Repeat each entry. Keep every line exactly as it is.

## [Available records]

========================================================================

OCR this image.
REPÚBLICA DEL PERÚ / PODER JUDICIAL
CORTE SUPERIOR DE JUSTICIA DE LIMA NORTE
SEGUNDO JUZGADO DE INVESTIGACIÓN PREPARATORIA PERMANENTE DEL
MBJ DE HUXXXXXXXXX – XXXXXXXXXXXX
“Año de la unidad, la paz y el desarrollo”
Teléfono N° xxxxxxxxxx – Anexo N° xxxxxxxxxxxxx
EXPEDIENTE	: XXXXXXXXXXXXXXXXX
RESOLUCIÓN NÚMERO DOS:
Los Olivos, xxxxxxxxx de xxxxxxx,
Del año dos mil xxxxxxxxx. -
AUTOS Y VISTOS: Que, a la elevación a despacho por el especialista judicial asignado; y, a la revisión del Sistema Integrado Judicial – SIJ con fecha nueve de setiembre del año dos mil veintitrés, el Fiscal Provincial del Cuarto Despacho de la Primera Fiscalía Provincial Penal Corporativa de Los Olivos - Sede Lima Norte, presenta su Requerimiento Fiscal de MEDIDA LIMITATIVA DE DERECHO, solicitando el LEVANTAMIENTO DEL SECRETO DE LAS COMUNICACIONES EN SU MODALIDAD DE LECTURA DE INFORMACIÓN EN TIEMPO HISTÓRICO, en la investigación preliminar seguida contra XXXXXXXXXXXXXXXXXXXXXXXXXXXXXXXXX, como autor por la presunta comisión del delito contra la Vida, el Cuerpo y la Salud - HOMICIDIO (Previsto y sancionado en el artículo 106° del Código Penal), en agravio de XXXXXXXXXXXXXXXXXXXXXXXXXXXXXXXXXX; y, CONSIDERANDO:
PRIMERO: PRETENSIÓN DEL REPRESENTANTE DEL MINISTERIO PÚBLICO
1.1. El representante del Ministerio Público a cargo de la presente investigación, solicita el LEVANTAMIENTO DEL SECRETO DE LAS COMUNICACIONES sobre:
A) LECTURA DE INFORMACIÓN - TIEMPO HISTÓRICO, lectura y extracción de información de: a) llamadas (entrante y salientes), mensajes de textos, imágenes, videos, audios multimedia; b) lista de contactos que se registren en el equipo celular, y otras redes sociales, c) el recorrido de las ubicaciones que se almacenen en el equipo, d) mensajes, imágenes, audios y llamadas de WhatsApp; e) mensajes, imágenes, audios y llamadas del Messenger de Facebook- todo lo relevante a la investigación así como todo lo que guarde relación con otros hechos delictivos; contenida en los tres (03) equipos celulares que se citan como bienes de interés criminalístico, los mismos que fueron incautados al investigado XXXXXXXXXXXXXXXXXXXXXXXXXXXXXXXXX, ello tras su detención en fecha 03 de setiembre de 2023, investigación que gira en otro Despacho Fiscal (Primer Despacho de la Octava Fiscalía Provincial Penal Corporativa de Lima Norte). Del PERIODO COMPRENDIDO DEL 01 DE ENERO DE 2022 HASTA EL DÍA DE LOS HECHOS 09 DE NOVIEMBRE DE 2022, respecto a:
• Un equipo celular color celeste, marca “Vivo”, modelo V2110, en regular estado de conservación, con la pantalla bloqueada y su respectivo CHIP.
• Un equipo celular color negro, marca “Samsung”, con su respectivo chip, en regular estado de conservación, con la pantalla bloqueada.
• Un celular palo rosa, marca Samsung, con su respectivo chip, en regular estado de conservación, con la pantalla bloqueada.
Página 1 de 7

========================================================================

## [Answer box]
OCR this image.
REPÚBLICA DEL PERÚ / PODER JUDICIAL
CORTE SUPERIOR DE JUSTICIA DE LIMA NORTE
SEGUNDO JUZGADO DE INVESTIGACIÓN PREPARATORIA PERMANENTE DEL
MBJ DE HUXXXXXXXXX – XXXXXXXXXXXX
“Año de la unidad, la paz y el desarrollo”
Teléfono N° xxxxxxxxxx – Anexo N° xxxxxxxxxxxxx
EXPEDIENTE	: XXXXXXXXXXXXXXXXX
RESOLUCIÓN NÚMERO DOS:
Los Olivos, xxxxxxxxx de xxxxxxx,
Del año dos mil xxxxxxxxx. -
AUTOS Y VISTOS: Que, a la elevación a despacho por el especialista judicial asignado; y, a la revisión del Sistema Integrado Judicial – SIJ con fecha nueve de setiembre del año dos mil veintitrés, el Fiscal Provincial del Cuarto Despacho de la Primera Fiscalía Provincial Penal Corporativa de Los Olivos - Sede Lima Norte, presenta su Requerimiento Fiscal de MEDIDA LIMITATIVA DE DERECHO, solicitando el LEVANTAMIENTO DEL SECRETO DE LAS COMUNICACIONES EN SU MODALIDAD DE LECTURA DE INFORMACIÓN EN TIEMPO HISTÓRICO, en la investigación preliminar seguida contra XXXXXXXXXXXXXXXXXXXXXXXXXXXXXXXXX, como autor por la presunta comisión del delito contra la Vida, el Cuerpo y la Salud - HOMICIDIO (Previsto y sancionado en el artículo 106° del Código Penal), en agravio de XXXXXXXXXXXXXXXXXXXXXXXXXXXXXXXXXX; y, CONSIDERANDO:
PRIMERO: PRETENSIÓN DEL REPRESENTANTE DEL MINISTERIO PÚBLICO
1.1. El representante del Ministerio Público a cargo de la presente investigación, solicita el LEVANTAMIENTO DEL SECRETO DE LAS COMUNICACIONES sobre:
A) LECTURA DE INFORMACIÓN - TIEMPO HISTÓRICO, lectura y extracción de información de: a) llamadas (entrante y salientes), mensajes de textos, imágenes, videos, audios multimedia; b) lista de contactos que se registren en el equipo celular, y otras redes sociales, c) el recorrido de las ubicaciones que se almacenen en el equipo, d) mensajes, imágenes, audios y llamadas de WhatsApp; e) mensajes, imágenes, audios y llamadas del Messenger de Facebook- todo lo relevante a la investigación así como todo lo que guarde relación con otros hechos delictivos; contenida en los tres (03) equipos celulares que se citan como bienes de interés criminalístico, los mismos que fueron incautados al investigado XXXXXXXXXXXXXXXXXXXXXXXXXXXXXXXXX, ello tras su detención en fecha 03 de setiembre de 2023, investigación que gira en otro Despacho Fiscal (Primer Despacho de la Octava Fiscalía Provincial Penal Corporativa de Lima Norte). Del PERIODO COMPRENDIDO DEL 01 DE ENERO DE 2022 HASTA EL DÍA DE LOS HECHOS 09 DE NOVIEMBRE DE 2022, respecto a:
• Un equipo celular color celeste, marca “Vivo”, modelo V2110, en regular estado de conservación, con la pantalla bloqueada y su respectivo CHIP.
• Un equipo celular color negro, marca “Samsung”, con su respectivo chip, en regular estado de conservación, con la pantalla bloqueada.
• Un celular palo rosa, marca Samsung, con su respectivo chip, en regular estado de conservación, con la pantalla bloqueada.
Página 1 de 7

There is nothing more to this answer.